_The input_
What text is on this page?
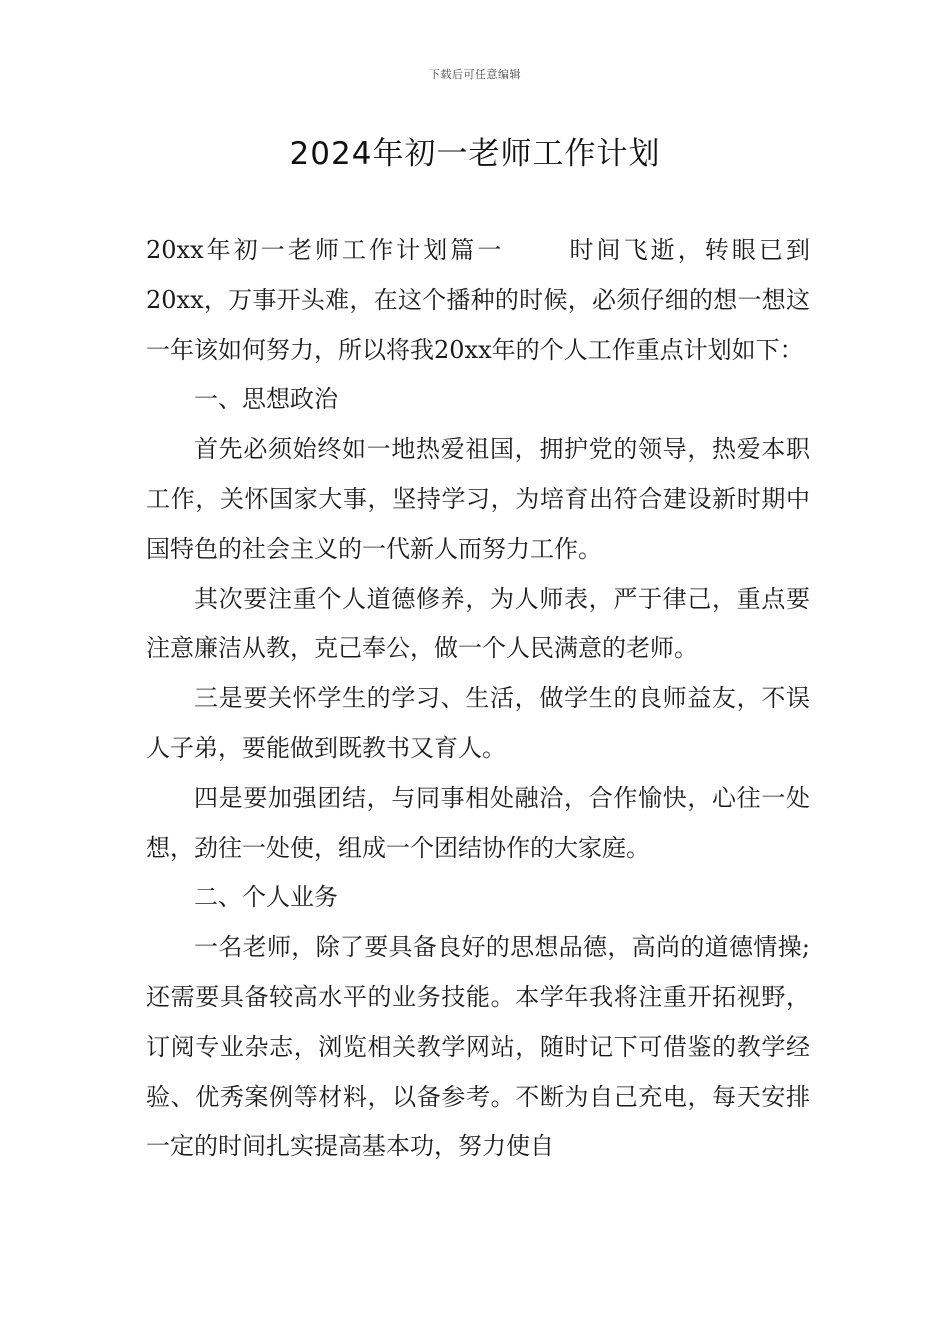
下载后可任意编辑
2024年初一老师工作计划

20xx年初一老师工作计划篇一	时间飞逝，转眼已到20xx，万事开头难，在这个播种的时候，必须仔细的想一想这一年该如何努力，所以将我20xx年的个人工作重点计划如下：

一、思想政治

首先必须始终如一地热爱祖国，拥护党的领导，热爱本职工作，关怀国家大事，坚持学习，为培育出符合建设新时期中国特色的社会主义的一代新人而努力工作。

其次要注重个人道德修养，为人师表，严于律己，重点要注意廉洁从教，克己奉公，做一个人民满意的老师。

三是要关怀学生的学习、生活，做学生的良师益友，不误人子弟，要能做到既教书又育人。

四是要加强团结，与同事相处融洽，合作愉快，心往一处想，劲往一处使，组成一个团结协作的大家庭。

二、个人业务

一名老师，除了要具备良好的思想品德，高尚的道德情操;还需要具备较高水平的业务技能。本学年我将注重开拓视野，订阅专业杂志，浏览相关教学网站，随时记下可借鉴的教学经验、优秀案例等材料，以备参考。不断为自己充电，每天安排一定的时间扎实提高基本功，努力使自
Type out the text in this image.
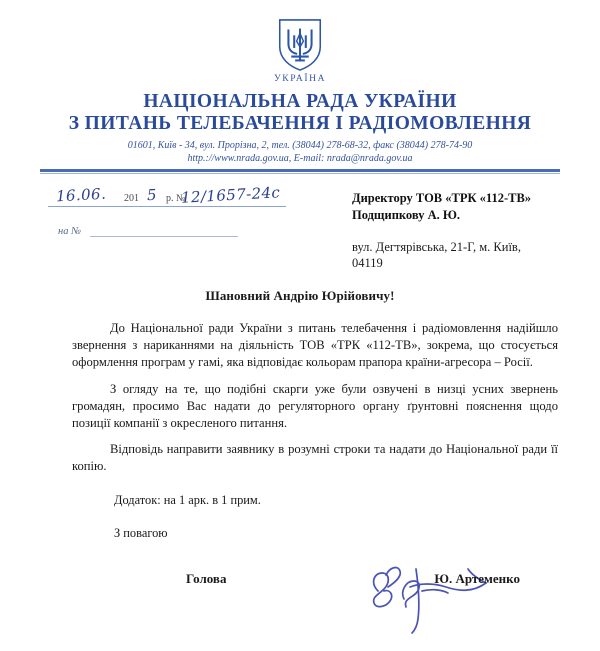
УКРАЇНА
НАЦІОНАЛЬНА РАДА УКРАЇНИ
З ПИТАНЬ ТЕЛЕБАЧЕННЯ І РАДІОМОВЛЕННЯ
01601, Київ - 34, вул. Прорізна, 2, тел. (38044) 278-68-32, факс (38044) 278-74-90
http.://www.nrada.gov.ua, E-mail: nrada@nrada.gov.ua
16.06. 201 5 р. №
12/1657-24с
на №
Директору ТОВ «ТРК «112-ТВ»
Подщипкову А. Ю.
вул. Дегтярівська, 21-Г, м. Київ,
04119
Шановний Андрію Юрійовичу!

До Національної ради України з питань телебачення і радіомовлення надійшло звернення з нариканнями на діяльність ТОВ «ТРК «112-ТВ», зокрема, що стосується оформлення програм у гамі, яка відповідає кольорам прапора країни-агресора – Росії.

З огляду на те, що подібні скарги уже були озвучені в низці усних звернень громадян, просимо Вас надати до регуляторного органу ґрунтовні пояснення щодо позиції компанії з окресленого питання.

Відповідь направити заявнику в розумні строки та надати до Національної ради її копію.

Додаток: на 1 арк. в 1 прим.
З повагою
Голова	Ю. Артеменко
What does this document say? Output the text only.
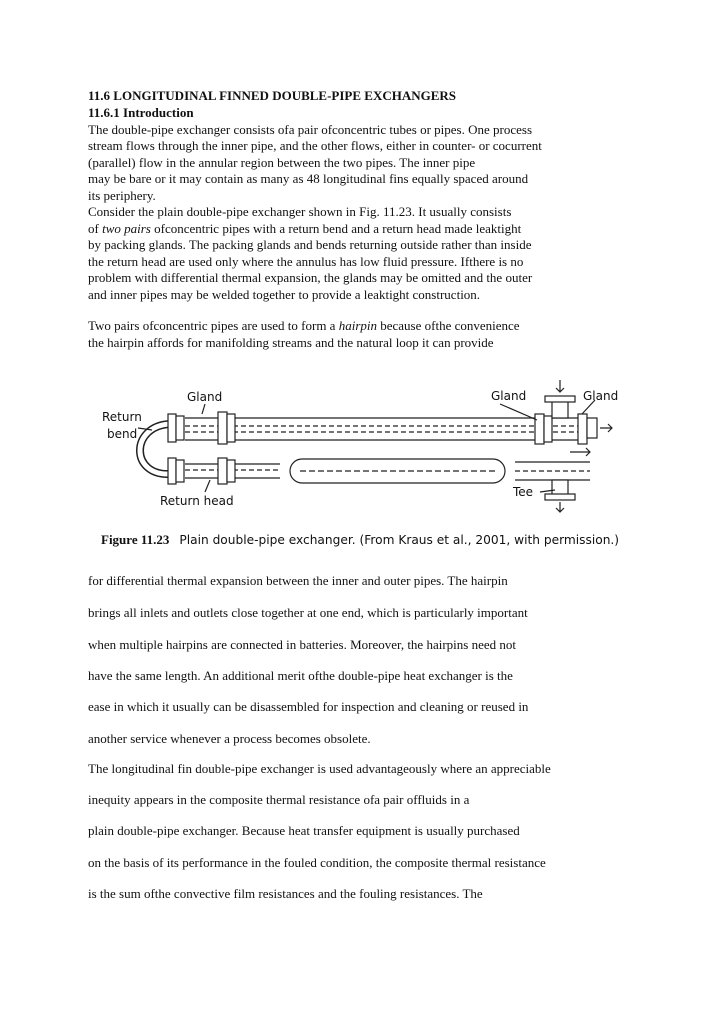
11.6 LONGITUDINAL FINNED DOUBLE-PIPE EXCHANGERS
11.6.1 Introduction
The double-pipe exchanger consists ofa pair ofconcentric tubes or pipes. One process
stream flows through the inner pipe, and the other flows, either in counter- or cocurrent
(parallel) flow in the annular region between the two pipes. The inner pipe
may be bare or it may contain as many as 48 longitudinal fins equally spaced around
its periphery.
Consider the plain double-pipe exchanger shown in Fig. 11.23. It usually consists
of two pairs ofconcentric pipes with a return bend and a return head made leaktight
by packing glands. The packing glands and bends returning outside rather than inside
the return head are used only where the annulus has low fluid pressure. Ifthere is no
problem with differential thermal expansion, the glands may be omitted and the outer
and inner pipes may be welded together to provide a leaktight construction.
Two pairs ofconcentric pipes are used to form a hairpin because ofthe convenience
the hairpin affords for manifolding streams and the natural loop it can provide
Gland	Gland	Gland
Return
bend
Return head
Tee
Figure 11.23 Plain double-pipe exchanger. (From Kraus et al., 2001, with permission.)
for differential thermal expansion between the inner and outer pipes. The hairpin
brings all inlets and outlets close together at one end, which is particularly important
when multiple hairpins are connected in batteries. Moreover, the hairpins need not
have the same length. An additional merit ofthe double-pipe heat exchanger is the
ease in which it usually can be disassembled for inspection and cleaning or reused in
another service whenever a process becomes obsolete.
The longitudinal fin double-pipe exchanger is used advantageously where an appreciable
inequity appears in the composite thermal resistance ofa pair offluids in a
plain double-pipe exchanger. Because heat transfer equipment is usually purchased
on the basis of its performance in the fouled condition, the composite thermal resistance
is the sum ofthe convective film resistances and the fouling resistances. The
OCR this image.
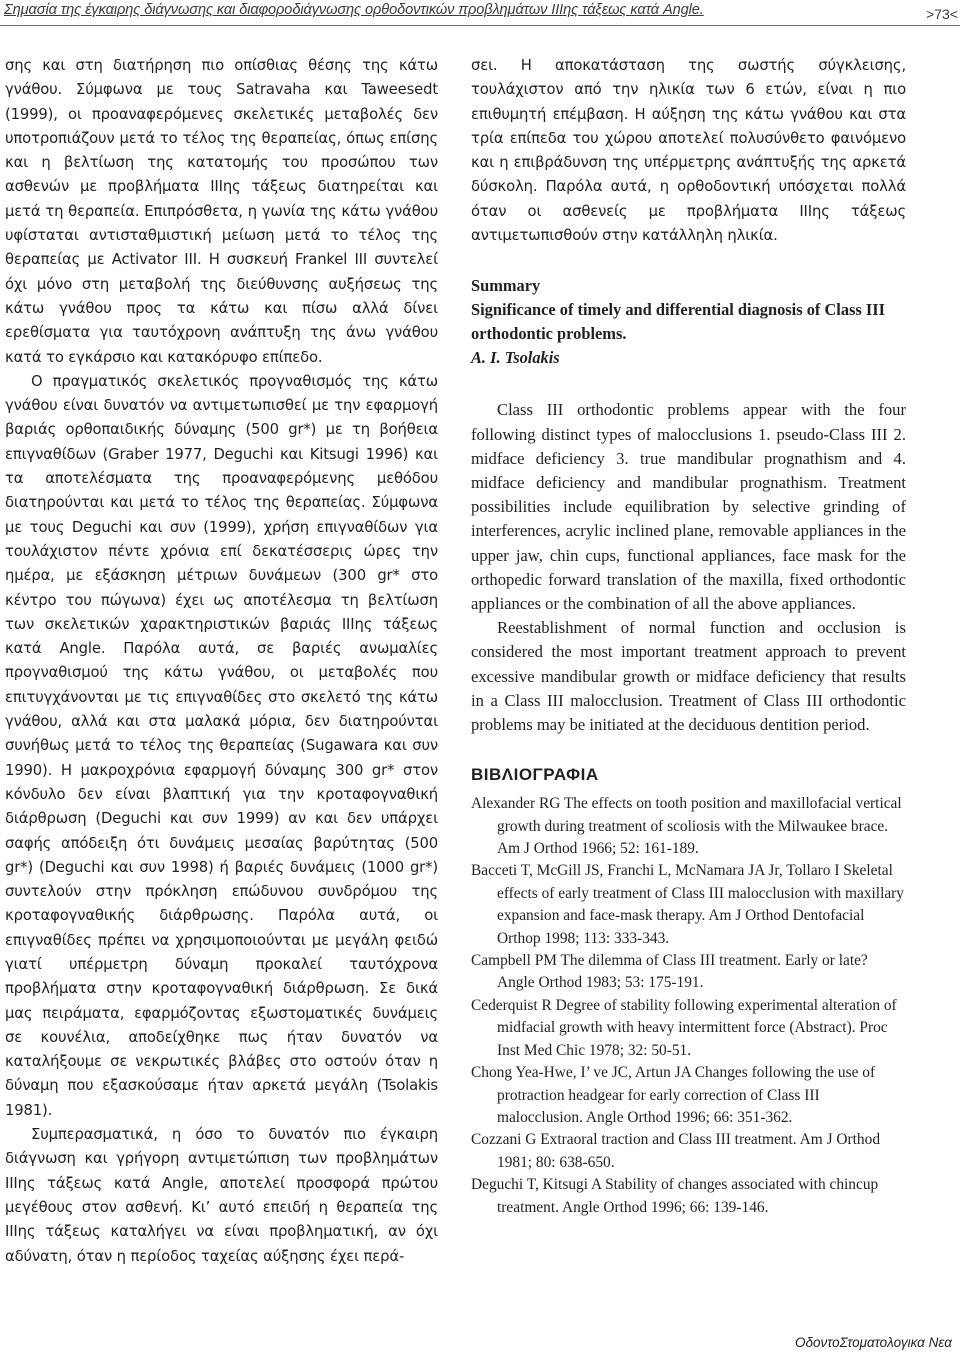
Σημασία της έγκαιρης διάγνωσης και διαφοροδιάγνωσης ορθοδοντικών προβλημάτων ΙΙΙης τάξεως κατά Angle.	>73<

σης και στη διατήρηση πιο οπίσθιας θέσης της κάτω γνάθου. Σύμφωνα με τους Satravaha και Taweesedt (1999), οι προαναφερόμενες σκελετικές μεταβολές δεν υποτροπιάζουν μετά το τέλος της θεραπείας, όπως επίσης και η βελτίωση της κατατομής του προσώπου των ασθενών με προβλήματα ΙΙΙης τάξεως διατηρείται και μετά τη θεραπεία. Επιπρόσθετα, η γωνία της κάτω γνάθου υφίσταται αντισταθμιστική μείωση μετά το τέλος της θεραπείας με Activator III. Η συσκευή Frankel III συντελεί όχι μόνο στη μεταβολή της διεύθυνσης αυξήσεως της κάτω γνάθου προς τα κάτω και πίσω αλλά δίνει ερεθίσματα για ταυτόχρονη ανάπτυξη της άνω γνάθου κατά το εγκάρσιο και κατακόρυφο επίπεδο.

Ο πραγματικός σκελετικός προγναθισμός της κάτω γνάθου είναι δυνατόν να αντιμετωπισθεί με την εφαρμογή βαριάς ορθοπαιδικής δύναμης (500 gr*) με τη βοήθεια επιγναθίδων (Graber 1977, Deguchi και Kitsugi 1996) και τα αποτελέσματα της προαναφερόμενης μεθόδου διατηρούνται και μετά το τέλος της θεραπείας. Σύμφωνα με τους Deguchi και συν (1999), χρήση επιγναθίδων για τουλάχιστον πέντε χρόνια επί δεκατέσσερις ώρες την ημέρα, με εξάσκηση μέτριων δυνάμεων (300 gr* στο κέντρο του πώγωνα) έχει ως αποτέλεσμα τη βελτίωση των σκελετικών χαρακτηριστικών βαριάς ΙΙΙης τάξεως κατά Angle. Παρόλα αυτά, σε βαριές ανωμαλίες προγναθισμού της κάτω γνάθου, οι μεταβολές που επιτυγχάνονται με τις επιγναθίδες στο σκελετό της κάτω γνάθου, αλλά και στα μαλακά μόρια, δεν διατηρούνται συνήθως μετά το τέλος της θεραπείας (Sugawara και συν 1990). Η μακροχρόνια εφαρμογή δύναμης 300 gr* στον κόνδυλο δεν είναι βλαπτική για την κροταφογναθική διάρθρωση (Deguchi και συν 1999) αν και δεν υπάρχει σαφής απόδειξη ότι δυνάμεις μεσαίας βαρύτητας (500 gr*) (Deguchi και συν 1998) ή βαριές δυνάμεις (1000 gr*) συντελούν στην πρόκληση επώδυνου συνδρόμου της κροταφογναθικής διάρθρωσης. Παρόλα αυτά, οι επιγναθίδες πρέπει να χρησιμοποιούνται με μεγάλη φειδώ γιατί υπέρμετρη δύναμη προκαλεί ταυτόχρονα προβλήματα στην κροταφογναθική διάρθρωση. Σε δικά μας πειράματα, εφαρμόζοντας εξωστοματικές δυνάμεις σε κουνέλια, αποδείχθηκε πως ήταν δυνατόν να καταλήξουμε σε νεκρωτικές βλάβες στο οστούν όταν η δύναμη που εξασκούσαμε ήταν αρκετά μεγάλη (Tsolakis 1981).

Συμπερασματικά, η όσο το δυνατόν πιο έγκαιρη διάγνωση και γρήγορη αντιμετώπιση των προβλημάτων ΙΙΙης τάξεως κατά Angle, αποτελεί προσφορά πρώτου μεγέθους στον ασθενή. Κι’ αυτό επειδή η θεραπεία της ΙΙΙης τάξεως καταλήγει να είναι προβληματική, αν όχι αδύνατη, όταν η περίοδος ταχείας αύξησης έχει περά-

σει. Η αποκατάσταση της σωστής σύγκλεισης, τουλάχιστον από την ηλικία των 6 ετών, είναι η πιο επιθυμητή επέμβαση. Η αύξηση της κάτω γνάθου και στα τρία επίπεδα του χώρου αποτελεί πολυσύνθετο φαινόμενο και η επιβράδυνση της υπέρμετρης ανάπτυξής της αρκετά δύσκολη. Παρόλα αυτά, η ορθοδοντική υπόσχεται πολλά όταν οι ασθενείς με προβλήματα ΙΙΙης τάξεως αντιμετωπισθούν στην κατάλληλη ηλικία.

Summary
Significance of timely and differential diagnosis of Class III orthodontic problems.
A. I. Tsolakis

Class III orthodontic problems appear with the four following distinct types of malocclusions 1. pseudo-Class III 2. midface deficiency 3. true mandibular prognathism and 4. midface deficiency and mandibular prognathism. Treatment possibilities include equilibration by selective grinding of interferences, acrylic inclined plane, removable appliances in the upper jaw, chin cups, functional appliances, face mask for the orthopedic forward translation of the maxilla, fixed orthodontic appliances or the combination of all the above appliances.

Reestablishment of normal function and occlusion is considered the most important treatment approach to prevent excessive mandibular growth or midface deficiency that results in a Class III malocclusion. Treatment of Class III orthodontic problems may be initiated at the deciduous dentition period.

ΒΙΒΛΙΟΓΡΑΦΙΑ

Alexander RG The effects on tooth position and maxillofacial vertical growth during treatment of scoliosis with the Milwaukee brace. Am J Orthod 1966; 52: 161-189.

Bacceti T, McGill JS, Franchi L, McNamara JA Jr, Tollaro I Skeletal effects of early treatment of Class III malocclusion with maxillary expansion and face-mask therapy. Am J Orthod Dentofacial Orthop 1998; 113: 333-343.

Campbell PM The dilemma of Class III treatment. Early or late? Angle Orthod 1983; 53: 175-191.

Cederquist R Degree of stability following experimental alteration of midfacial growth with heavy intermittent force (Abstract). Proc Inst Med Chic 1978; 32: 50-51.

Chong Yea-Hwe, I’ ve JC, Artun JA Changes following the use of protraction headgear for early correction of Class III malocclusion. Angle Orthod 1996; 66: 351-362.

Cozzani G Extraoral traction and Class III treatment. Am J Orthod 1981; 80: 638-650.

Deguchi T, Kitsugi A Stability of changes associated with chincup treatment. Angle Orthod 1996; 66: 139-146.

ΟδοντοΣτοματολογικα Νεα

_Written exercise_
Pull every line containing the word "inner" out of the material.

_Correct response_
stream flows through the inner pipe, and the other flows, either in counter- or cocurrent
(parallel) flow in the annular region between the two pipes. The inner pipe
and inner pipes may be welded together to provide a leaktight construction.
for differential thermal expansion between the inner and outer pipes. The hairpin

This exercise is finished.